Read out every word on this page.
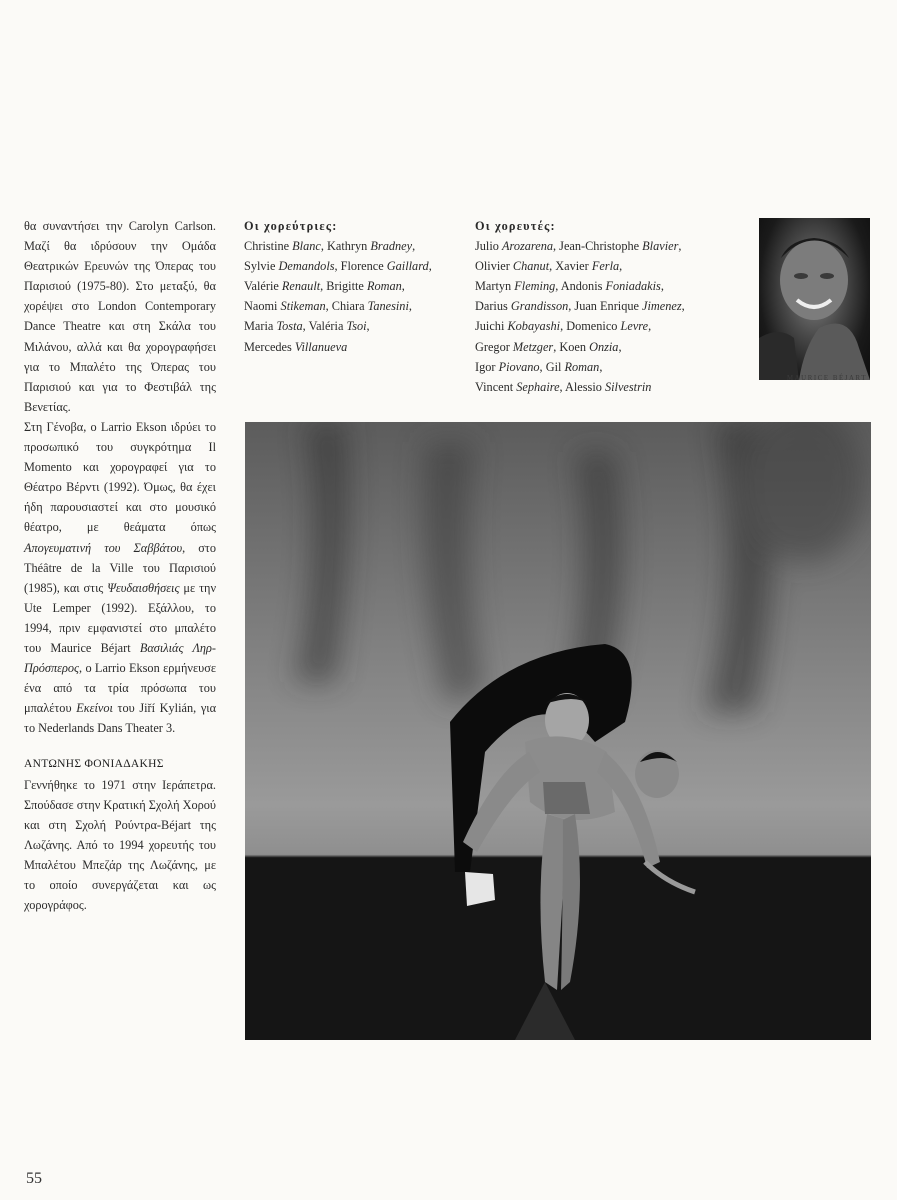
θα συναντήσει την Carolyn Carlson. Μαζί θα ιδρύσουν την Ομάδα Θεατρικών Ερευνών της Όπερας του Παρισιού (1975-80). Στο μεταξύ, θα χορέψει στο London Contemporary Dance Theatre και στη Σκάλα του Μιλάνου, αλλά και θα χορογραφήσει για το Μπαλέτο της Όπερας του Παρισιού και για το Φεστιβάλ της Βενετίας.

Στη Γένοβα, ο Larrio Ekson ιδρύει το προσωπικό του συγκρότημα Il Momento και χορογραφεί για το Θέατρο Βέρντι (1992). Όμως, θα έχει ήδη παρουσιαστεί και στο μουσικό θέατρο, με θεάματα όπως Απογευματινή του Σαββάτου, στο Théâtre de la Ville του Παρισιού (1985), και στις Ψευδαισθήσεις με την Ute Lemper (1992). Εξάλλου, το 1994, πριν εμφανιστεί στο μπαλέτο του Maurice Béjart Βασιλιάς Ληρ-Πρόσπερος, ο Larrio Ekson ερμήνευσε ένα από τα τρία πρόσωπα του μπαλέτου Εκείνοι του Jiří Kylián, για το Nederlands Dans Theater 3.

ΑΝΤΩΝΗΣ ΦΟΝΙΑΔΑΚΗΣ

Γεννήθηκε το 1971 στην Ιεράπετρα. Σπούδασε στην Κρατική Σχολή Χορού και στη Σχολή Ρούντρα-Béjart της Λωζάνης. Από το 1994 χορευτής του Μπαλέτου Μπεζάρ της Λωζάνης, με το οποίο συνεργάζεται και ως χορογράφος.

Οι χορεύτριες:
Christine Blanc, Kathryn Bradney,
Sylvie Demandols, Florence Gaillard,
Valérie Renault, Brigitte Roman,
Naomi Stikeman, Chiara Tanesini,
Maria Tosta, Valéria Tsoi,
Mercedes Villanueva
Οι χορευτές:
Julio Arozarena, Jean-Christophe Blavier,
Olivier Chanut, Xavier Ferla,
Martyn Fleming, Andonis Foniadakis,
Darius Grandisson, Juan Enrique Jimenez,
Juichi Kobayashi, Domenico Levre,
Gregor Metzger, Koen Onzia,
Igor Piovano, Gil Roman,
Vincent Sephaire, Alessio Silvestrin
MAURICE BÉJART
55
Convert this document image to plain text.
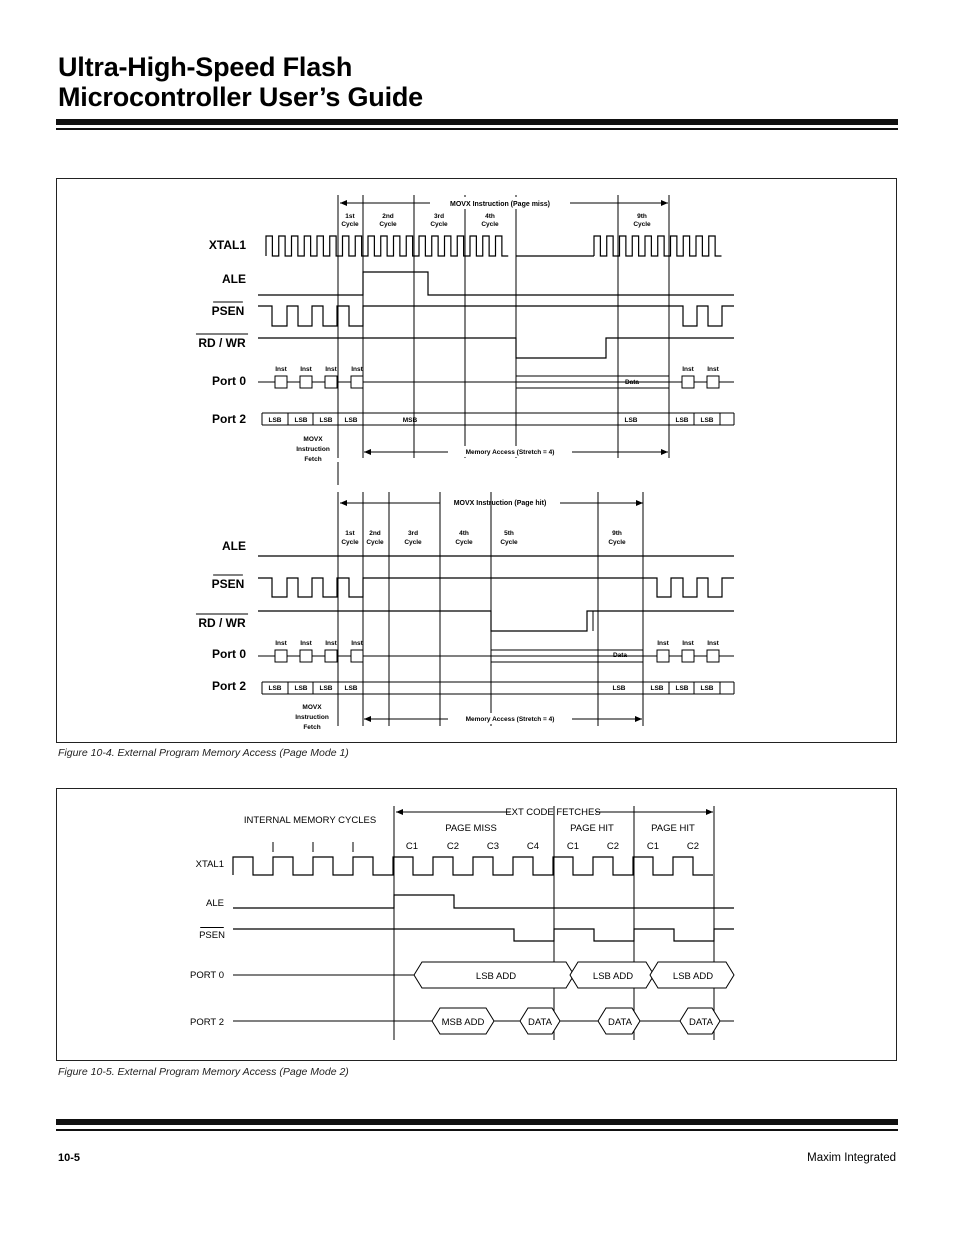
Ultra-High-Speed Flash
Microcontroller User’s Guide
Figure 10-4. External Program Memory Access (Page Mode 1)
Figure 10-5. External Program Memory Access (Page Mode 2)
10-5	Maxim Integrated
XTAL1
ALE
PSEN
RD / WR
Port 0
Port 2
MOVX Instruction (Page miss)
1st
Cycle
2nd
Cycle
3rd
Cycle
4th
Cycle
9th
Cycle
Inst Inst Inst Inst	Inst Inst
Data
LSB LSB LSB LSB	MSB	LSB	LSB LSB
MOVX
Instruction
Fetch
Memory Access (Stretch = 4)
ALE
PSEN
RD / WR
Port 0
Port 2
MOVX Instruction (Page hit)
1st
Cycle
2nd
Cycle
3rd
Cycle
4th
Cycle
5th
Cycle
9th
Cycle
Inst Inst Inst Inst	Inst Inst Inst
Data
LSB LSB LSB LSB	LSB	LSB LSB LSB
MOVX
Instruction
Fetch
Memory Access (Stretch = 4)
INTERNAL MEMORY CYCLES
EXT CODE FETCHES
PAGE MISS	PAGE HIT	PAGE HIT
C1	C2	C3	C4	C1	C2	C1	C2
XTAL1
ALE
PSEN
PORT 0
PORT 2
LSB ADD	LSB ADD	LSB ADD
MSB ADD	DATA	DATA	DATA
┄┄┄┄┄┄┄┄┄┄
▶ [Task statement] Leave out each picture and extract the lines from the one containing "Convert this document image to plain text." through the end of the records above, inclusive, exactly as they stand.

▶ [Answer to this exercise]
Convert this document image to plain text.
Ultra-High-Speed Flash
Microcontroller User’s Guide
Figure 10-4. External Program Memory Access (Page Mode 1)
Figure 10-5. External Program Memory Access (Page Mode 2)
10-5	Maxim Integrated
XTAL1
ALE
PSEN
RD / WR
Port 0
Port 2
MOVX Instruction (Page miss)
1st
Cycle
2nd
Cycle
3rd
Cycle
4th
Cycle
9th
Cycle
Inst Inst Inst Inst	Inst Inst
Data
LSB LSB LSB LSB	MSB	LSB	LSB LSB
MOVX
Instruction
Fetch
Memory Access (Stretch = 4)
ALE
PSEN
RD / WR
Port 0
Port 2
MOVX Instruction (Page hit)
1st
Cycle
2nd
Cycle
3rd
Cycle
4th
Cycle
5th
Cycle
9th
Cycle
Inst Inst Inst Inst	Inst Inst Inst
Data
LSB LSB LSB LSB	LSB	LSB LSB LSB
MOVX
Instruction
Fetch
Memory Access (Stretch = 4)
INTERNAL MEMORY CYCLES
EXT CODE FETCHES
PAGE MISS	PAGE HIT	PAGE HIT
C1	C2	C3	C4	C1	C2	C1	C2
XTAL1
ALE
PSEN
PORT 0
PORT 2
LSB ADD	LSB ADD	LSB ADD
MSB ADD	DATA	DATA	DATA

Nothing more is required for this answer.